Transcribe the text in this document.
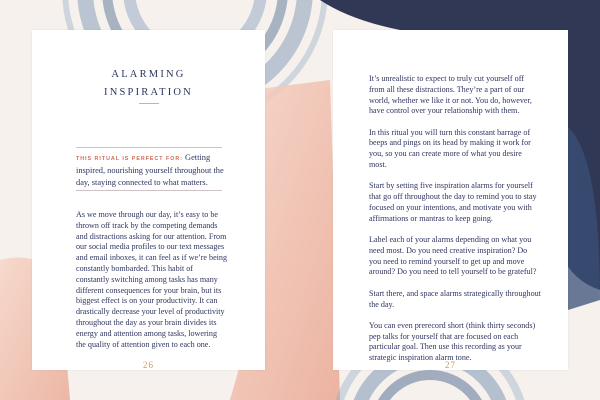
ALARMING
INSPIRATION
THIS RITUAL IS PERFECT FOR: Getting inspired, nourishing yourself throughout the day, staying connected to what matters.

As we move through our day, it’s easy to be thrown off track by the competing demands and distractions asking for our attention. From our social media profiles to our text messages and email inboxes, it can feel as if we’re being constantly bombarded. This habit of constantly switching among tasks has many different consequences for your brain, but its biggest effect is on your productivity. It can drastically decrease your level of productivity throughout the day as your brain divides its energy and attention among tasks, lowering the quality of attention given to each one.

26

It’s unrealistic to expect to truly cut yourself off from all these distractions. They’re a part of our world, whether we like it or not. You do, however, have control over your relationship with them.

In this ritual you will turn this constant barrage of beeps and pings on its head by making it work for you, so you can create more of what you desire most.

Start by setting five inspiration alarms for yourself that go off throughout the day to remind you to stay focused on your intentions, and motivate you with affirmations or mantras to keep going.

Label each of your alarms depending on what you need most. Do you need creative inspiration? Do you need to remind yourself to get up and move around? Do you need to tell yourself to be grateful?

Start there, and space alarms strategically throughout the day.

You can even prerecord short (think thirty seconds) pep talks for yourself that are focused on each particular goal. Then use this recording as your strategic inspiration alarm tone.

27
------------------------
**TASK INSTRUCTIONS**
All preceding records should be duplicated verbatim, images excepted.

**TASK ANSWER**
Transcribe the text in this document.
ALARMING
INSPIRATION
THIS RITUAL IS PERFECT FOR: Getting inspired, nourishing yourself throughout the day, staying connected to what matters.

As we move through our day, it’s easy to be thrown off track by the competing demands and distractions asking for our attention. From our social media profiles to our text messages and email inboxes, it can feel as if we’re being constantly bombarded. This habit of constantly switching among tasks has many different consequences for your brain, but its biggest effect is on your productivity. It can drastically decrease your level of productivity throughout the day as your brain divides its energy and attention among tasks, lowering the quality of attention given to each one.

26

It’s unrealistic to expect to truly cut yourself off from all these distractions. They’re a part of our world, whether we like it or not. You do, however, have control over your relationship with them.

In this ritual you will turn this constant barrage of beeps and pings on its head by making it work for you, so you can create more of what you desire most.

Start by setting five inspiration alarms for yourself that go off throughout the day to remind you to stay focused on your intentions, and motivate you with affirmations or mantras to keep going.

Label each of your alarms depending on what you need most. Do you need creative inspiration? Do you need to remind yourself to get up and move around? Do you need to tell yourself to be grateful?

Start there, and space alarms strategically throughout the day.

You can even prerecord short (think thirty seconds) pep talks for yourself that are focused on each particular goal. Then use this recording as your strategic inspiration alarm tone.

27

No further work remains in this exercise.